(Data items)
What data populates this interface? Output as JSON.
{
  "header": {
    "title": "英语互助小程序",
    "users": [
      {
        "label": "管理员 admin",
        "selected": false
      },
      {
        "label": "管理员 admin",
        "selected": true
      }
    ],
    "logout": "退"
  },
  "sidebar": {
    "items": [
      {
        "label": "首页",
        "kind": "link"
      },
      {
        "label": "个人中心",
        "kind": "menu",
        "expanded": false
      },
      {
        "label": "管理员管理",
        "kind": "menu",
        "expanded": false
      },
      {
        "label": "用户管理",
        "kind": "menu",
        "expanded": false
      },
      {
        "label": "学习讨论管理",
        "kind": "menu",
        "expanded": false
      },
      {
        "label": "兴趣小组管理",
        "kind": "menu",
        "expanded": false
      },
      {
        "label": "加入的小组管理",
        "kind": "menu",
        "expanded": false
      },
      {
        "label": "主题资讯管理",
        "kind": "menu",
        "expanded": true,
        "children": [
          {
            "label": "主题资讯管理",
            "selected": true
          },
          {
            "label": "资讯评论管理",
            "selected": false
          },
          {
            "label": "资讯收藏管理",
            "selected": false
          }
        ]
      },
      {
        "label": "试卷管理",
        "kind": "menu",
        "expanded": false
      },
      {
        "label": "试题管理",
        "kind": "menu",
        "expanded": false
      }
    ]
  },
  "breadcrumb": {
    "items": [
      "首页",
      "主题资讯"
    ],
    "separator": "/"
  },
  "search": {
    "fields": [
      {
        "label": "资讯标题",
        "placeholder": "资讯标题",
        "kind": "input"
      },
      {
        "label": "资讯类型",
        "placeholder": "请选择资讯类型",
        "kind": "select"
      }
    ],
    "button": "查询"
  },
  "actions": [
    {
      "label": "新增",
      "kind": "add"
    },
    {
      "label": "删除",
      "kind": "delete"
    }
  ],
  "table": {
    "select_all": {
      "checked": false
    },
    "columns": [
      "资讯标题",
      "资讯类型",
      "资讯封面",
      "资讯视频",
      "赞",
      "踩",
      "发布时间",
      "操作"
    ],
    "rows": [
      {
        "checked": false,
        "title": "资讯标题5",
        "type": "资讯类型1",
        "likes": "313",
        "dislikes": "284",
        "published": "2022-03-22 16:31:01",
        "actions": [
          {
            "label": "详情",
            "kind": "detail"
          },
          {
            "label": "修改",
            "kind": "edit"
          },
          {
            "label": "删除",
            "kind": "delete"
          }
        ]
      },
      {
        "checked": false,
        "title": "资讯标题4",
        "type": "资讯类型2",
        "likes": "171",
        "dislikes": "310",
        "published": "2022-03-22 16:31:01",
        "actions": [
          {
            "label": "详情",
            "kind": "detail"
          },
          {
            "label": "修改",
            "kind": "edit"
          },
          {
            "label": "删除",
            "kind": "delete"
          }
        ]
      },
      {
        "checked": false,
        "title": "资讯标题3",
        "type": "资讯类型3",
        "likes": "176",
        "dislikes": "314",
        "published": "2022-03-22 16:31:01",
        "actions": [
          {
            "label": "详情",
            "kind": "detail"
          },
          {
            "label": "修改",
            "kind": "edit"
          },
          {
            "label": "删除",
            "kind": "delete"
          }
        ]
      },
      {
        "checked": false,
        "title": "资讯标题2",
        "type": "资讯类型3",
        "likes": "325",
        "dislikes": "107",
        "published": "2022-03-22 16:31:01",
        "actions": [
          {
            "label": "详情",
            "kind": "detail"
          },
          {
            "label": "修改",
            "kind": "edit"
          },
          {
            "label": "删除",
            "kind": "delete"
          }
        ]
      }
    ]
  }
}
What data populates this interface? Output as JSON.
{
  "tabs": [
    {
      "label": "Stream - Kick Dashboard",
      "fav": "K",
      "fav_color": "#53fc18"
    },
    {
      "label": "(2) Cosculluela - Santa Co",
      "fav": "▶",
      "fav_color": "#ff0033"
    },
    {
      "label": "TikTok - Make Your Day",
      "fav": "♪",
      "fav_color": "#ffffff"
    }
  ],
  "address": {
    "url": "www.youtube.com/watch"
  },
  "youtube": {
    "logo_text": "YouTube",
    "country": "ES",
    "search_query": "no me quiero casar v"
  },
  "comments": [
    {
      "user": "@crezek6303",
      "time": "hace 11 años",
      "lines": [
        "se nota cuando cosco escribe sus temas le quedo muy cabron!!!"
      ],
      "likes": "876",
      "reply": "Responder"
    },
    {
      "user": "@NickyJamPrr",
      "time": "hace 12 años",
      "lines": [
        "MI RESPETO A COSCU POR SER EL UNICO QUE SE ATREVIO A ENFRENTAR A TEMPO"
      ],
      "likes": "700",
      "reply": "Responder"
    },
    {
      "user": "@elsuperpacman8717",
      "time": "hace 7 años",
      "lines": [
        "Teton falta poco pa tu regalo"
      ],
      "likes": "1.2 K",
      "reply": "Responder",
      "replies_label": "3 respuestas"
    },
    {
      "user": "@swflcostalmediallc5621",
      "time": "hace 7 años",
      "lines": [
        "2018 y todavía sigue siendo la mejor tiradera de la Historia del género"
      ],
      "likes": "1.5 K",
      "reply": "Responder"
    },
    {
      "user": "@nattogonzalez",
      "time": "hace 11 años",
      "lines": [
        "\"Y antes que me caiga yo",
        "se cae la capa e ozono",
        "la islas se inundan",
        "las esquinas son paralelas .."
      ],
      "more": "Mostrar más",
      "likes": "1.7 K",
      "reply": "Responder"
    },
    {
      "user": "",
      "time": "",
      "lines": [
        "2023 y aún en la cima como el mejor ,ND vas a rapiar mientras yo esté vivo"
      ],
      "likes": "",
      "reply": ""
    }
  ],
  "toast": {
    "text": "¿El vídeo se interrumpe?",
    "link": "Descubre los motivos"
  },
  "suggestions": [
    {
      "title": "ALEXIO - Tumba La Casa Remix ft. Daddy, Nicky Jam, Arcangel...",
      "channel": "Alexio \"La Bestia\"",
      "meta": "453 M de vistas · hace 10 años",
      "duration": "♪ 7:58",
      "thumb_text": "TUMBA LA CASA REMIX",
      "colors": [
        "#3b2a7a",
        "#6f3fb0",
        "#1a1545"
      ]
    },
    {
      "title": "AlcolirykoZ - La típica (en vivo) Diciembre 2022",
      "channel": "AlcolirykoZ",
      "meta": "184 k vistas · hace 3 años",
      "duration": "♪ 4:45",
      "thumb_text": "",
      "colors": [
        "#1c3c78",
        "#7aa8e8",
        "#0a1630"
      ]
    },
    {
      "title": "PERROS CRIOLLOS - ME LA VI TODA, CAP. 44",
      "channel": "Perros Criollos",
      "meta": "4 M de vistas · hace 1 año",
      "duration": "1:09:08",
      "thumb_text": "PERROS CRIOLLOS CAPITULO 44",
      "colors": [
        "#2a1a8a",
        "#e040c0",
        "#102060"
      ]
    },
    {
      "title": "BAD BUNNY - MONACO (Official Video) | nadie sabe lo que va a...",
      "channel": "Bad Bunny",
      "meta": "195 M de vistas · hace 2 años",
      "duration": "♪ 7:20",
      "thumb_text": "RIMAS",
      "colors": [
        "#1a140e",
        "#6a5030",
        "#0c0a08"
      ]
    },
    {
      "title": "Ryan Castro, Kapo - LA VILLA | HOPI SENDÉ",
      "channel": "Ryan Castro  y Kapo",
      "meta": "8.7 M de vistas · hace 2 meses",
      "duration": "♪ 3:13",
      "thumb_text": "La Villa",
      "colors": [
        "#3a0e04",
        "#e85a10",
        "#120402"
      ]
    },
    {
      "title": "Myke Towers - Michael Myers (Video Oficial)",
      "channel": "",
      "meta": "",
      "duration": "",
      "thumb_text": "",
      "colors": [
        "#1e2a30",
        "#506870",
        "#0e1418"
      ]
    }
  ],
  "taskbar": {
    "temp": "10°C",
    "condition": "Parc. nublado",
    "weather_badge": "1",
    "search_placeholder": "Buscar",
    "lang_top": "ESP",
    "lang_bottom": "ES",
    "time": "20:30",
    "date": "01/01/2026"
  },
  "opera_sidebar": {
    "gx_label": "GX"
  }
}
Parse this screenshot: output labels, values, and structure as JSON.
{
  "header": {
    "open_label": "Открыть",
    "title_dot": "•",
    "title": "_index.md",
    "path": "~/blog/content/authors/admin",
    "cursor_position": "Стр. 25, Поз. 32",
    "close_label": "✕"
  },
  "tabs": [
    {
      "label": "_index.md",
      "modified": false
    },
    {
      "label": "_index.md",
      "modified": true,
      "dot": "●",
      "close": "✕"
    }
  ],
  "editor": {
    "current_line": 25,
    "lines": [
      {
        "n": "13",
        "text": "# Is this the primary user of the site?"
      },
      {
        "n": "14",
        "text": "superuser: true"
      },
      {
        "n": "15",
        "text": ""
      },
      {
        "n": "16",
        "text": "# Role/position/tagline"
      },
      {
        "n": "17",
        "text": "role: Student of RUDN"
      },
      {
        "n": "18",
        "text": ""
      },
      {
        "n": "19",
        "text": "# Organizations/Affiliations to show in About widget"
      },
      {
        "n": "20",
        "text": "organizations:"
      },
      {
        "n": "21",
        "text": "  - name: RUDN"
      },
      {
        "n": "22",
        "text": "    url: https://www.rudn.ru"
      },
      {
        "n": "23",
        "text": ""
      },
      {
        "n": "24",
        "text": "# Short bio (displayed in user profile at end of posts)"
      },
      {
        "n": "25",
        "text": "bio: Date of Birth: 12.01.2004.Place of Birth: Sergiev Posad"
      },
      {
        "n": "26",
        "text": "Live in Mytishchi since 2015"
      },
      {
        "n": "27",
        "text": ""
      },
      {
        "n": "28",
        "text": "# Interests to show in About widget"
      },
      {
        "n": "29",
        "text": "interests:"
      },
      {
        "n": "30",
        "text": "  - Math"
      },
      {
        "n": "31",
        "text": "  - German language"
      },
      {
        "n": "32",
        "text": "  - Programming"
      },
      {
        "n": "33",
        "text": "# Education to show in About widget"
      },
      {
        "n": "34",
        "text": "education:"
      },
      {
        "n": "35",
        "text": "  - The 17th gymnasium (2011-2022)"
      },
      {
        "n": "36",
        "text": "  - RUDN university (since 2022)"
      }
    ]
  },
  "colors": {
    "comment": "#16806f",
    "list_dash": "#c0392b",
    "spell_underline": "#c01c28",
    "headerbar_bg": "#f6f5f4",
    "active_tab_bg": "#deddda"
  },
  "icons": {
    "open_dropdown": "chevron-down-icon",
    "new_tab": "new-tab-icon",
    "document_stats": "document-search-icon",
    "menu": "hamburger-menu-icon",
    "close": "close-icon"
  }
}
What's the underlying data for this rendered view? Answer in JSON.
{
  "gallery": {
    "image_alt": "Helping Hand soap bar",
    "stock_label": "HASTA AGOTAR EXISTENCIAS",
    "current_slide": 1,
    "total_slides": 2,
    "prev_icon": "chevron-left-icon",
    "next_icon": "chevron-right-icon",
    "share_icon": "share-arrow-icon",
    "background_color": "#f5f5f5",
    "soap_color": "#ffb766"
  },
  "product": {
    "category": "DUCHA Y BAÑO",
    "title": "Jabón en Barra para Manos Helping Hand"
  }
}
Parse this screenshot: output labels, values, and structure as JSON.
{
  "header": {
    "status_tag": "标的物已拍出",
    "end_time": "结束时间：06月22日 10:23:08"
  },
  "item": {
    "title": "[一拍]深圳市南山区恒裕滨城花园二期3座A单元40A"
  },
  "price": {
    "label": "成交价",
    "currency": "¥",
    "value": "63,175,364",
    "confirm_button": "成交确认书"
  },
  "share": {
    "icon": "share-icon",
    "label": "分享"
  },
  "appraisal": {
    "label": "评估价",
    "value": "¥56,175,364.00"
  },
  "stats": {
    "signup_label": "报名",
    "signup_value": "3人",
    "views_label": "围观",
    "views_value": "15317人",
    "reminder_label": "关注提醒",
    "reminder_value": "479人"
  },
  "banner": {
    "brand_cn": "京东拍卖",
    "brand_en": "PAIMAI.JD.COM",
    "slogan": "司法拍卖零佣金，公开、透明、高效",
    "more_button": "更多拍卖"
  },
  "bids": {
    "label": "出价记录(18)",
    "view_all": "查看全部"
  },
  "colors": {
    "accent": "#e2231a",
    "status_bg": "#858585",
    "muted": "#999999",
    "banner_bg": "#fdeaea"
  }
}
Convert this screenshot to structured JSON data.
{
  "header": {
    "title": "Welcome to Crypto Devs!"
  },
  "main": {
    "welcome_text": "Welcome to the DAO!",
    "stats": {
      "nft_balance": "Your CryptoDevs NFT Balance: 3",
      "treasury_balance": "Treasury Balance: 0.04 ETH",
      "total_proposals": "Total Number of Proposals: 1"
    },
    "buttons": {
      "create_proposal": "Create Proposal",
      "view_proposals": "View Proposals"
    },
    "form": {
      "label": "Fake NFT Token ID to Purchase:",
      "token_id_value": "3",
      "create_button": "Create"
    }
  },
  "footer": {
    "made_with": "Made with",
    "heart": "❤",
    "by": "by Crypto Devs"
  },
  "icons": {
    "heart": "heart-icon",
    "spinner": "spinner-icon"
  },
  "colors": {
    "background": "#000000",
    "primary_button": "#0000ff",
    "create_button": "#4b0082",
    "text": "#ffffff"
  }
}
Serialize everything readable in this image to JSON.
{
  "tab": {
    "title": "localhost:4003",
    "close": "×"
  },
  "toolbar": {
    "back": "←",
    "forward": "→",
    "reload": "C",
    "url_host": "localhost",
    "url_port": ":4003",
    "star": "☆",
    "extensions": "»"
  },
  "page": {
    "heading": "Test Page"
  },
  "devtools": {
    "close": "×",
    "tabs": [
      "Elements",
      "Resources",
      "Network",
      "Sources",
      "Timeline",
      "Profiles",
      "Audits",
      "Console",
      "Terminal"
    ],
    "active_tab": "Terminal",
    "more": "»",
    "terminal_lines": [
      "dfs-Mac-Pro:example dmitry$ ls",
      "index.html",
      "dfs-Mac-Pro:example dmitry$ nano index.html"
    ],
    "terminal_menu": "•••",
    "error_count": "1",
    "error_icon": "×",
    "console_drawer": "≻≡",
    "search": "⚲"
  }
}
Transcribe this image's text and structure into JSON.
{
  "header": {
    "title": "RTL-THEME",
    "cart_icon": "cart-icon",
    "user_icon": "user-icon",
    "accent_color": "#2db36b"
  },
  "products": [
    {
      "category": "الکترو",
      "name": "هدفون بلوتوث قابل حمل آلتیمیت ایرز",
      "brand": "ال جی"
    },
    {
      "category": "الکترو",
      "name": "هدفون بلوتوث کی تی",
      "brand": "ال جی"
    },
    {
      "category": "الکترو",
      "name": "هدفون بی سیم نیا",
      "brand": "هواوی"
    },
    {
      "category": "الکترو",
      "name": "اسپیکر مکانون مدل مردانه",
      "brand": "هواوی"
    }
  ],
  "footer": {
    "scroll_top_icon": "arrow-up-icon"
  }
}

EXERCISE DIRECTIONS:
Respond with nothing but the number of lines in the entries that contain the string "hace".

RESULT:
10